◆ Stated exercise
Reproduce every record below exactly as written, but leave out any pictures.

______

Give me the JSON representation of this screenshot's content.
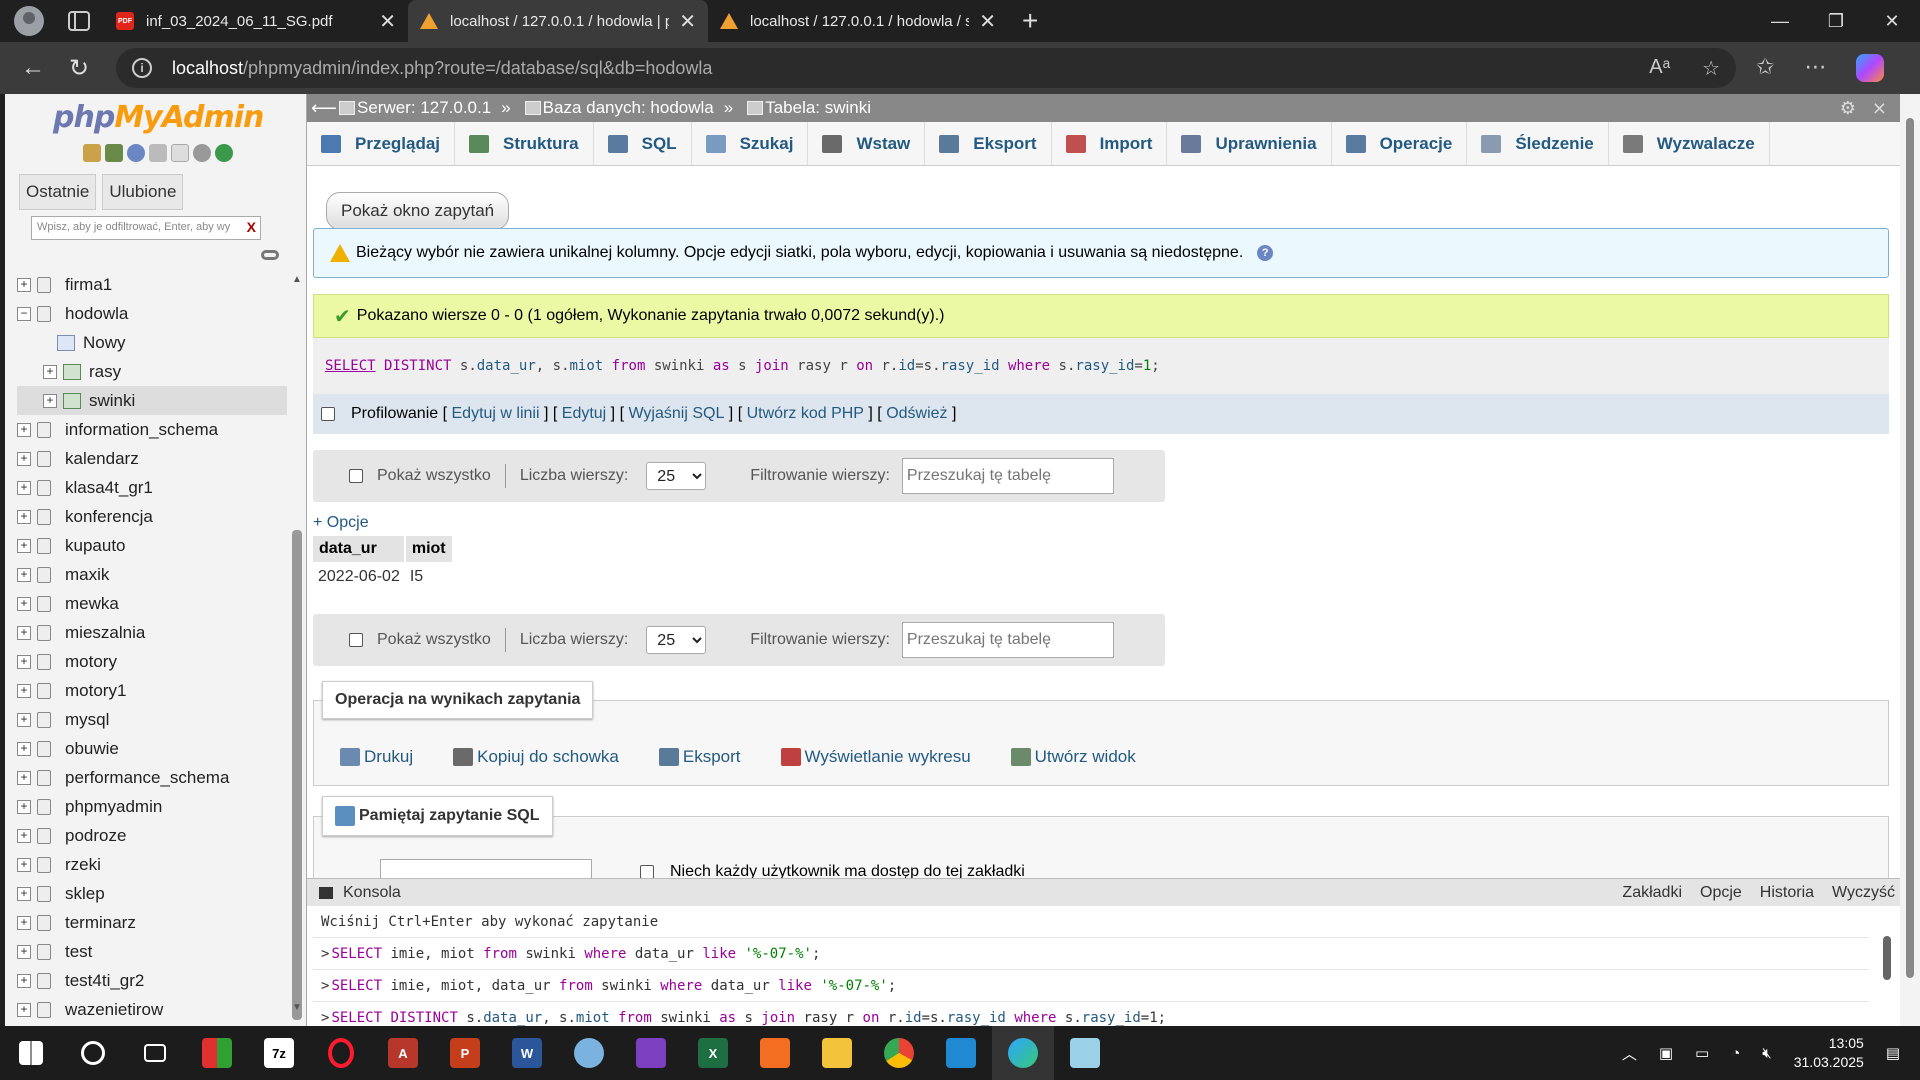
{
  "browser": {
    "tabs": [
      {
        "title": "inf_03_2024_06_11_SG.pdf"
      },
      {
        "title": "localhost / 127.0.0.1 / hodowla | p"
      },
      {
        "title": "localhost / 127.0.0.1 / hodowla / s"
      }
    ],
    "url_host": "localhost",
    "url_path": "/phpmyadmin/index.php?route=/database/sql&db=hodowla"
  },
  "sidebar": {
    "logo_php": "php",
    "logo_my": "My",
    "logo_admin": "Admin",
    "tab_recent": "Ostatnie",
    "tab_favorites": "Ulubione",
    "filter_placeholder": "Wpisz, aby je odfiltrować, Enter, aby wy",
    "filter_clear": "X",
    "databases": [
      {
        "name": "firma1"
      },
      {
        "name": "hodowla"
      },
      {
        "name": "information_schema"
      },
      {
        "name": "kalendarz"
      },
      {
        "name": "klasa4t_gr1"
      },
      {
        "name": "konferencja"
      },
      {
        "name": "kupauto"
      },
      {
        "name": "maxik"
      },
      {
        "name": "mewka"
      },
      {
        "name": "mieszalnia"
      },
      {
        "name": "motory"
      },
      {
        "name": "motory1"
      },
      {
        "name": "mysql"
      },
      {
        "name": "obuwie"
      },
      {
        "name": "performance_schema"
      },
      {
        "name": "phpmyadmin"
      },
      {
        "name": "podroze"
      },
      {
        "name": "rzeki"
      },
      {
        "name": "sklep"
      },
      {
        "name": "terminarz"
      },
      {
        "name": "test"
      },
      {
        "name": "test4ti_gr2"
      },
      {
        "name": "wazenietirow"
      }
    ],
    "hodowla_children": {
      "new": "Nowy",
      "tables": [
        "rasy",
        "swinki"
      ]
    }
  },
  "breadcrumb": {
    "server": "Serwer: 127.0.0.1",
    "database": "Baza danych: hodowla",
    "table": "Tabela: swinki",
    "sep": "»"
  },
  "tabs": [
    {
      "label": "Przeglądaj",
      "color": "#4a7ab0"
    },
    {
      "label": "Struktura",
      "color": "#5a8a5a"
    },
    {
      "label": "SQL",
      "color": "#5a7aa0"
    },
    {
      "label": "Szukaj",
      "color": "#7a9ac0"
    },
    {
      "label": "Wstaw",
      "color": "#6a6a6a"
    },
    {
      "label": "Eksport",
      "color": "#5a7a9a"
    },
    {
      "label": "Import",
      "color": "#c05050"
    },
    {
      "label": "Uprawnienia",
      "color": "#6a7a9a"
    },
    {
      "label": "Operacje",
      "color": "#5a7aa0"
    },
    {
      "label": "Śledzenie",
      "color": "#8a9ab0"
    },
    {
      "label": "Wyzwalacze",
      "color": "#7a7a7a"
    }
  ],
  "query_window_button": "Pokaż okno zapytań",
  "notice": "Bieżący wybór nie zawiera unikalnej kolumny. Opcje edycji siatki, pola wyboru, edycji, kopiowania i usuwania są niedostępne.",
  "success": "Pokazano wiersze 0 - 0 (1 ogółem, Wykonanie zapytania trwało 0,0072 sekund(y).)",
  "sql_tokens": {
    "select": "SELECT",
    "distinct": "DISTINCT",
    "s1": "s.",
    "c1": "data_ur",
    "comma": ",",
    "s2": "s.",
    "c2": "miot",
    "from": "from",
    "t1": "swinki",
    "as": "as",
    "alias1": "s",
    "join": "join",
    "t2": "rasy",
    "alias2": "r",
    "on": "on",
    "r1": "r.",
    "c3": "id",
    "eq1": "=",
    "s3": "s.",
    "c4": "rasy_id",
    "where": "where",
    "s4": "s.",
    "c5": "rasy_id",
    "eq2": "=",
    "n1": "1",
    "semi": ";"
  },
  "profiling": {
    "label": "Profilowanie",
    "links": [
      "Edytuj w linii",
      "Edytuj",
      "Wyjaśnij SQL",
      "Utwórz kod PHP",
      "Odśwież"
    ]
  },
  "nav": {
    "show_all": "Pokaż wszystko",
    "row_count_label": "Liczba wierszy:",
    "row_count_value": "25",
    "filter_label": "Filtrowanie wierszy:",
    "filter_placeholder": "Przeszukaj tę tabelę"
  },
  "options_link": "+ Opcje",
  "result": {
    "columns": [
      "data_ur",
      "miot"
    ],
    "rows": [
      [
        "2022-06-02",
        "I5"
      ]
    ]
  },
  "operations": {
    "title": "Operacja na wynikach zapytania",
    "items": [
      {
        "label": "Drukuj",
        "color": "#6a8ab0"
      },
      {
        "label": "Kopiuj do schowka",
        "color": "#6a6a6a"
      },
      {
        "label": "Eksport",
        "color": "#5a7a9a"
      },
      {
        "label": "Wyświetlanie wykresu",
        "color": "#c04040"
      },
      {
        "label": "Utwórz widok",
        "color": "#6a8a6a"
      }
    ]
  },
  "bookmark": {
    "title": "Pamiętaj zapytanie SQL",
    "shared_label": "Niech każdy użytkownik ma dostęp do tej zakładki"
  },
  "console": {
    "title": "Konsola",
    "actions": [
      "Zakładki",
      "Opcje",
      "Historia",
      "Wyczyść"
    ],
    "hint": "Wciśnij Ctrl+Enter aby wykonać zapytanie",
    "prompt": ">"
  },
  "taskbar": {
    "time": "13:05",
    "date": "31.03.2025"
  }
}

______

◆ Expected answer
Give me the JSON representation of this screenshot's content.
{
  "browser": {
    "tabs": [
      {
        "title": "inf_03_2024_06_11_SG.pdf"
      },
      {
        "title": "localhost / 127.0.0.1 / hodowla | p"
      },
      {
        "title": "localhost / 127.0.0.1 / hodowla / s"
      }
    ],
    "url_host": "localhost",
    "url_path": "/phpmyadmin/index.php?route=/database/sql&db=hodowla"
  },
  "sidebar": {
    "logo_php": "php",
    "logo_my": "My",
    "logo_admin": "Admin",
    "tab_recent": "Ostatnie",
    "tab_favorites": "Ulubione",
    "filter_placeholder": "Wpisz, aby je odfiltrować, Enter, aby wy",
    "filter_clear": "X",
    "databases": [
      {
        "name": "firma1"
      },
      {
        "name": "hodowla"
      },
      {
        "name": "information_schema"
      },
      {
        "name": "kalendarz"
      },
      {
        "name": "klasa4t_gr1"
      },
      {
        "name": "konferencja"
      },
      {
        "name": "kupauto"
      },
      {
        "name": "maxik"
      },
      {
        "name": "mewka"
      },
      {
        "name": "mieszalnia"
      },
      {
        "name": "motory"
      },
      {
        "name": "motory1"
      },
      {
        "name": "mysql"
      },
      {
        "name": "obuwie"
      },
      {
        "name": "performance_schema"
      },
      {
        "name": "phpmyadmin"
      },
      {
        "name": "podroze"
      },
      {
        "name": "rzeki"
      },
      {
        "name": "sklep"
      },
      {
        "name": "terminarz"
      },
      {
        "name": "test"
      },
      {
        "name": "test4ti_gr2"
      },
      {
        "name": "wazenietirow"
      }
    ],
    "hodowla_children": {
      "new": "Nowy",
      "tables": [
        "rasy",
        "swinki"
      ]
    }
  },
  "breadcrumb": {
    "server": "Serwer: 127.0.0.1",
    "database": "Baza danych: hodowla",
    "table": "Tabela: swinki",
    "sep": "»"
  },
  "tabs": [
    {
      "label": "Przeglądaj",
      "color": "#4a7ab0"
    },
    {
      "label": "Struktura",
      "color": "#5a8a5a"
    },
    {
      "label": "SQL",
      "color": "#5a7aa0"
    },
    {
      "label": "Szukaj",
      "color": "#7a9ac0"
    },
    {
      "label": "Wstaw",
      "color": "#6a6a6a"
    },
    {
      "label": "Eksport",
      "color": "#5a7a9a"
    },
    {
      "label": "Import",
      "color": "#c05050"
    },
    {
      "label": "Uprawnienia",
      "color": "#6a7a9a"
    },
    {
      "label": "Operacje",
      "color": "#5a7aa0"
    },
    {
      "label": "Śledzenie",
      "color": "#8a9ab0"
    },
    {
      "label": "Wyzwalacze",
      "color": "#7a7a7a"
    }
  ],
  "query_window_button": "Pokaż okno zapytań",
  "notice": "Bieżący wybór nie zawiera unikalnej kolumny. Opcje edycji siatki, pola wyboru, edycji, kopiowania i usuwania są niedostępne.",
  "success": "Pokazano wiersze 0 - 0 (1 ogółem, Wykonanie zapytania trwało 0,0072 sekund(y).)",
  "sql_tokens": {
    "select": "SELECT",
    "distinct": "DISTINCT",
    "s1": "s.",
    "c1": "data_ur",
    "comma": ",",
    "s2": "s.",
    "c2": "miot",
    "from": "from",
    "t1": "swinki",
    "as": "as",
    "alias1": "s",
    "join": "join",
    "t2": "rasy",
    "alias2": "r",
    "on": "on",
    "r1": "r.",
    "c3": "id",
    "eq1": "=",
    "s3": "s.",
    "c4": "rasy_id",
    "where": "where",
    "s4": "s.",
    "c5": "rasy_id",
    "eq2": "=",
    "n1": "1",
    "semi": ";"
  },
  "profiling": {
    "label": "Profilowanie",
    "links": [
      "Edytuj w linii",
      "Edytuj",
      "Wyjaśnij SQL",
      "Utwórz kod PHP",
      "Odśwież"
    ]
  },
  "nav": {
    "show_all": "Pokaż wszystko",
    "row_count_label": "Liczba wierszy:",
    "row_count_value": "25",
    "filter_label": "Filtrowanie wierszy:",
    "filter_placeholder": "Przeszukaj tę tabelę"
  },
  "options_link": "+ Opcje",
  "result": {
    "columns": [
      "data_ur",
      "miot"
    ],
    "rows": [
      [
        "2022-06-02",
        "I5"
      ]
    ]
  },
  "operations": {
    "title": "Operacja na wynikach zapytania",
    "items": [
      {
        "label": "Drukuj",
        "color": "#6a8ab0"
      },
      {
        "label": "Kopiuj do schowka",
        "color": "#6a6a6a"
      },
      {
        "label": "Eksport",
        "color": "#5a7a9a"
      },
      {
        "label": "Wyświetlanie wykresu",
        "color": "#c04040"
      },
      {
        "label": "Utwórz widok",
        "color": "#6a8a6a"
      }
    ]
  },
  "bookmark": {
    "title": "Pamiętaj zapytanie SQL",
    "shared_label": "Niech każdy użytkownik ma dostęp do tej zakładki"
  },
  "console": {
    "title": "Konsola",
    "actions": [
      "Zakładki",
      "Opcje",
      "Historia",
      "Wyczyść"
    ],
    "hint": "Wciśnij Ctrl+Enter aby wykonać zapytanie",
    "prompt": ">"
  },
  "taskbar": {
    "time": "13:05",
    "date": "31.03.2025"
  }
}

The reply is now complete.